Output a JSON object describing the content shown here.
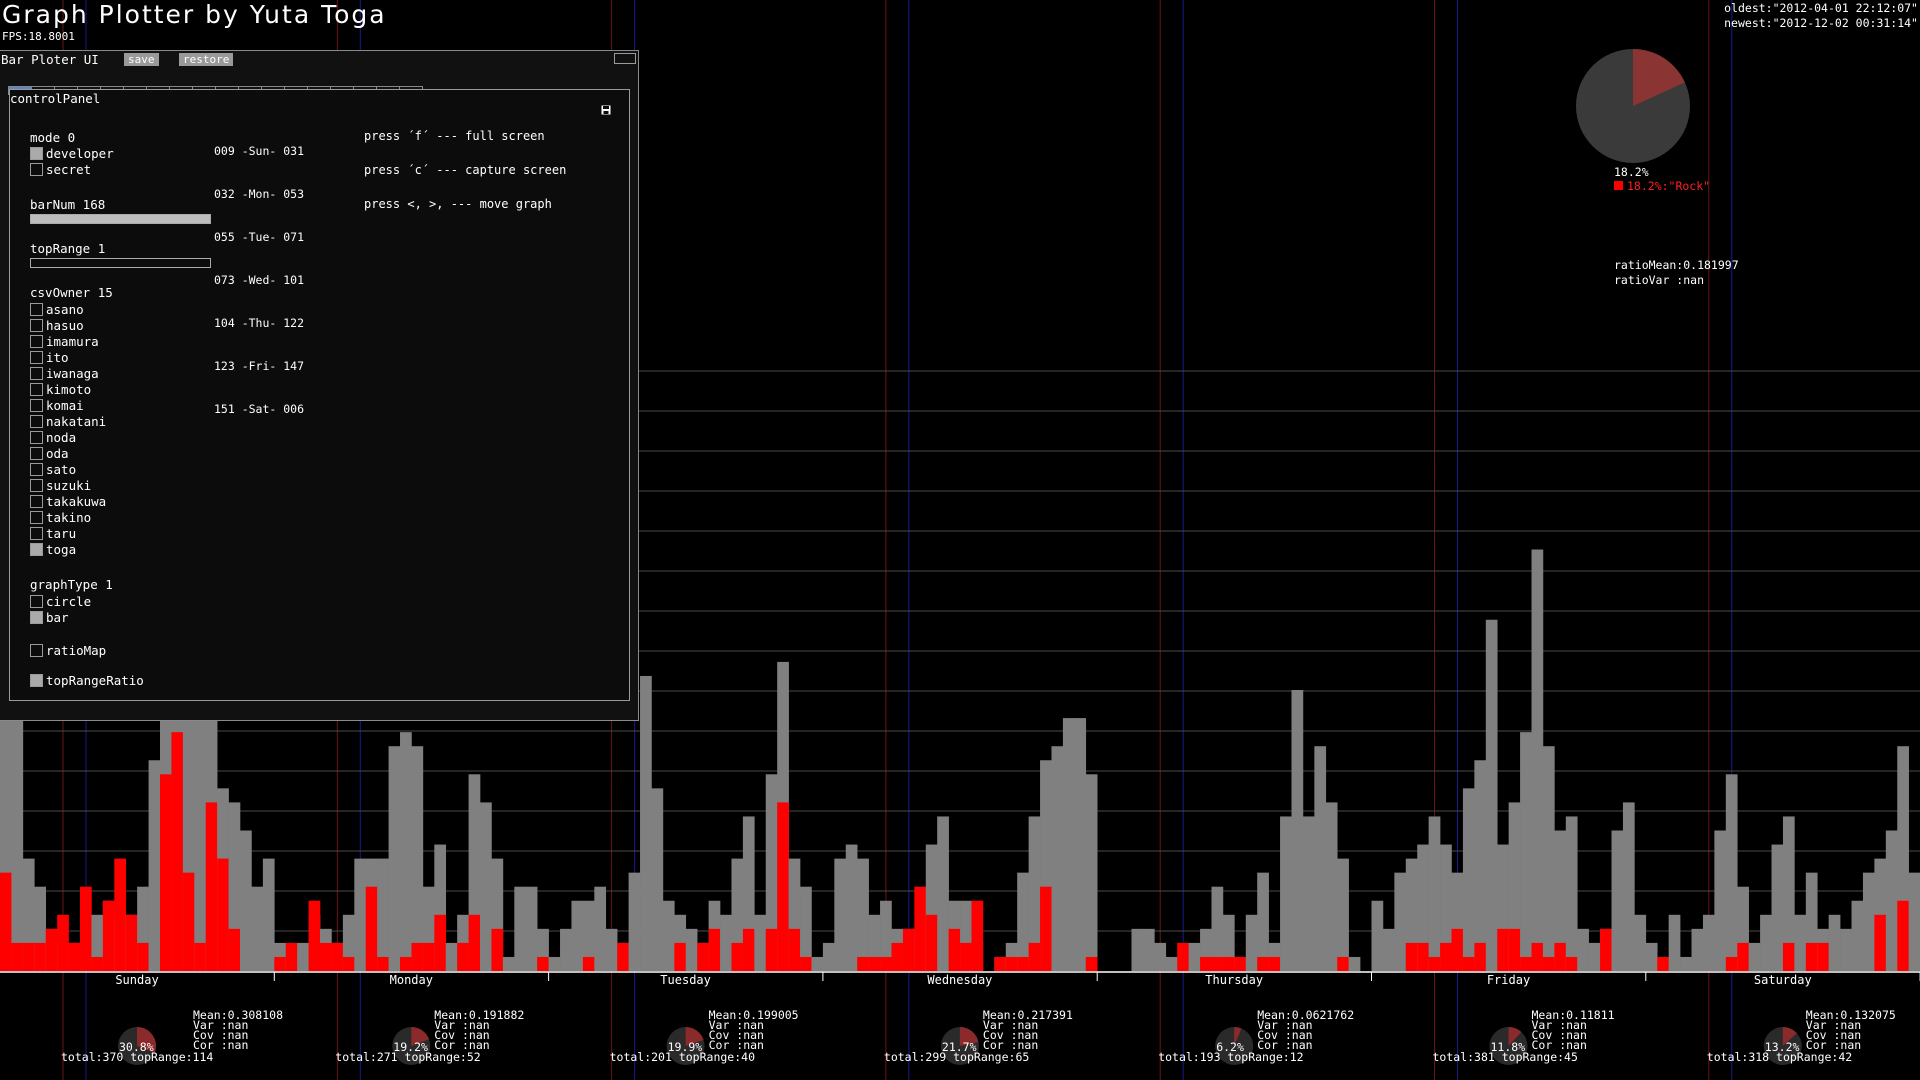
{
  "app": {
    "title": "Graph Plotter by Yuta Toga",
    "fps": "FPS:18.8001",
    "oldest": "oldest:\"2012-04-01 22:12:07\"",
    "newest": "newest:\"2012-12-02 00:31:14\""
  },
  "window": {
    "title": "Bar Ploter UI",
    "save_label": "save",
    "restore_label": "restore",
    "tab_count": 18,
    "active_tab": 0
  },
  "panel": {
    "title": "controlPanel",
    "mode": {
      "label": "mode 0",
      "options": [
        {
          "label": "developer",
          "checked": true
        },
        {
          "label": "secret",
          "checked": false
        }
      ]
    },
    "barNum": {
      "label": "barNum 168",
      "fill": 1.0
    },
    "topRange": {
      "label": "topRange 1",
      "fill": 0.0
    },
    "csvOwner": {
      "label": "csvOwner 15",
      "owners": [
        {
          "label": "asano",
          "checked": false
        },
        {
          "label": "hasuo",
          "checked": false
        },
        {
          "label": "imamura",
          "checked": false
        },
        {
          "label": "ito",
          "checked": false
        },
        {
          "label": "iwanaga",
          "checked": false
        },
        {
          "label": "kimoto",
          "checked": false
        },
        {
          "label": "komai",
          "checked": false
        },
        {
          "label": "nakatani",
          "checked": false
        },
        {
          "label": "noda",
          "checked": false
        },
        {
          "label": "oda",
          "checked": false
        },
        {
          "label": "sato",
          "checked": false
        },
        {
          "label": "suzuki",
          "checked": false
        },
        {
          "label": "takakuwa",
          "checked": false
        },
        {
          "label": "takino",
          "checked": false
        },
        {
          "label": "taru",
          "checked": false
        },
        {
          "label": "toga",
          "checked": true
        }
      ]
    },
    "graphType": {
      "label": "graphType 1",
      "options": [
        {
          "label": "circle",
          "checked": false
        },
        {
          "label": "bar",
          "checked": true
        }
      ]
    },
    "ratioMap": {
      "label": "ratioMap",
      "checked": false
    },
    "topRangeRatio": {
      "label": "topRangeRatio",
      "checked": true
    },
    "day_bins": [
      "009 -Sun- 031",
      "032 -Mon- 053",
      "055 -Tue- 071",
      "073 -Wed- 101",
      "104 -Thu- 122",
      "123 -Fri- 147",
      "151 -Sat- 006"
    ],
    "help": [
      "press ´f´ --- full screen",
      "press ´c´ --- capture screen",
      "press <, >, --- move graph"
    ]
  },
  "pie": {
    "percent_label": "18.2%",
    "legend_label": "18.2%:\"Rock\"",
    "fraction": 0.182,
    "ratio_mean": "ratioMean:0.181997",
    "ratio_var": "ratioVar :nan"
  },
  "colors": {
    "accent": "#ff0000",
    "bar_total": "#808080",
    "tab_active": "#5a85d0",
    "blue_line": "#1a1a8c",
    "red_line": "#6e1414"
  },
  "chart_data": {
    "type": "bar",
    "categories": [
      "Sunday",
      "Monday",
      "Tuesday",
      "Wednesday",
      "Thursday",
      "Friday",
      "Saturday"
    ],
    "bars_per_day": 24,
    "series": [
      {
        "color": "#808080",
        "values": [
          [
            22,
            19,
            8,
            6,
            3,
            2,
            2,
            1,
            4,
            5,
            4,
            4,
            6,
            15,
            25,
            33,
            31,
            18,
            28,
            13,
            12,
            10,
            6,
            8
          ],
          [
            2,
            1,
            2,
            4,
            3,
            2,
            4,
            8,
            8,
            8,
            16,
            17,
            16,
            6,
            9,
            2,
            4,
            14,
            12,
            8,
            1,
            6,
            6,
            3
          ],
          [
            1,
            3,
            5,
            5,
            6,
            3,
            2,
            7,
            21,
            13,
            5,
            4,
            3,
            2,
            5,
            4,
            8,
            11,
            4,
            14,
            22,
            8,
            6,
            1
          ],
          [
            2,
            8,
            9,
            8,
            4,
            5,
            3,
            3,
            3,
            9,
            11,
            5,
            5,
            2,
            0,
            1,
            2,
            7,
            11,
            15,
            16,
            18,
            18,
            14
          ],
          [
            0,
            0,
            0,
            3,
            3,
            2,
            1,
            1,
            2,
            3,
            6,
            4,
            1,
            4,
            7,
            2,
            11,
            20,
            11,
            16,
            12,
            8,
            1,
            0
          ],
          [
            5,
            3,
            7,
            8,
            9,
            11,
            9,
            7,
            13,
            15,
            25,
            9,
            12,
            17,
            30,
            16,
            10,
            11,
            3,
            2,
            3,
            10,
            12,
            4
          ],
          [
            2,
            1,
            4,
            1,
            3,
            4,
            10,
            14,
            6,
            2,
            4,
            9,
            11,
            4,
            7,
            3,
            4,
            3,
            5,
            7,
            8,
            10,
            16,
            7
          ]
        ]
      },
      {
        "color": "#ff0000",
        "values": [
          [
            7,
            2,
            2,
            2,
            3,
            4,
            2,
            6,
            1,
            5,
            8,
            4,
            2,
            0,
            14,
            17,
            7,
            2,
            12,
            8,
            3,
            0,
            0,
            0
          ],
          [
            1,
            2,
            0,
            5,
            2,
            2,
            1,
            0,
            6,
            1,
            0,
            1,
            2,
            2,
            4,
            0,
            2,
            4,
            0,
            3,
            0,
            0,
            0,
            1
          ],
          [
            0,
            0,
            0,
            1,
            0,
            0,
            2,
            0,
            0,
            0,
            0,
            2,
            0,
            2,
            3,
            0,
            2,
            3,
            0,
            3,
            12,
            3,
            1,
            0
          ],
          [
            0,
            0,
            0,
            1,
            1,
            1,
            2,
            3,
            6,
            4,
            0,
            3,
            2,
            5,
            0,
            1,
            1,
            1,
            2,
            6,
            0,
            0,
            0,
            1
          ],
          [
            0,
            0,
            0,
            0,
            0,
            0,
            0,
            2,
            0,
            1,
            1,
            1,
            1,
            0,
            1,
            1,
            0,
            0,
            0,
            0,
            0,
            1,
            0,
            0
          ],
          [
            0,
            0,
            0,
            2,
            2,
            1,
            2,
            3,
            1,
            2,
            0,
            3,
            3,
            1,
            2,
            1,
            2,
            1,
            0,
            0,
            3,
            0,
            0,
            0
          ],
          [
            0,
            1,
            0,
            0,
            0,
            0,
            0,
            1,
            2,
            0,
            0,
            0,
            2,
            0,
            2,
            2,
            0,
            0,
            0,
            0,
            4,
            0,
            5,
            0
          ]
        ]
      }
    ],
    "ylim": [
      0,
      55
    ]
  },
  "day_stats": [
    {
      "mean": "Mean:0.308108",
      "var": "Var :nan",
      "cov": "Cov :nan",
      "cor": "Cor :nan",
      "pct": "30.8%",
      "totals": "total:370 topRange:114"
    },
    {
      "mean": "Mean:0.191882",
      "var": "Var :nan",
      "cov": "Cov :nan",
      "cor": "Cor :nan",
      "pct": "19.2%",
      "totals": "total:271 topRange:52"
    },
    {
      "mean": "Mean:0.199005",
      "var": "Var :nan",
      "cov": "Cov :nan",
      "cor": "Cor :nan",
      "pct": "19.9%",
      "totals": "total:201 topRange:40"
    },
    {
      "mean": "Mean:0.217391",
      "var": "Var :nan",
      "cov": "Cov :nan",
      "cor": "Cor :nan",
      "pct": "21.7%",
      "totals": "total:299 topRange:65"
    },
    {
      "mean": "Mean:0.0621762",
      "var": "Var :nan",
      "cov": "Cov :nan",
      "cor": "Cor :nan",
      "pct": "6.2%",
      "totals": "total:193 topRange:12"
    },
    {
      "mean": "Mean:0.11811",
      "var": "Var :nan",
      "cov": "Cov :nan",
      "cor": "Cor :nan",
      "pct": "11.8%",
      "totals": "total:381 topRange:45"
    },
    {
      "mean": "Mean:0.132075",
      "var": "Var :nan",
      "cov": "Cov :nan",
      "cor": "Cor :nan",
      "pct": "13.2%",
      "totals": "total:318 topRange:42"
    }
  ]
}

:: Exercise goal ::
In the entries above, identify every line with the word "title". Copy those lines.

:: Complete response ::
    "title": "Graph Plotter by Yuta Toga",
    "title": "Bar Ploter UI",
    "title": "controlPanel",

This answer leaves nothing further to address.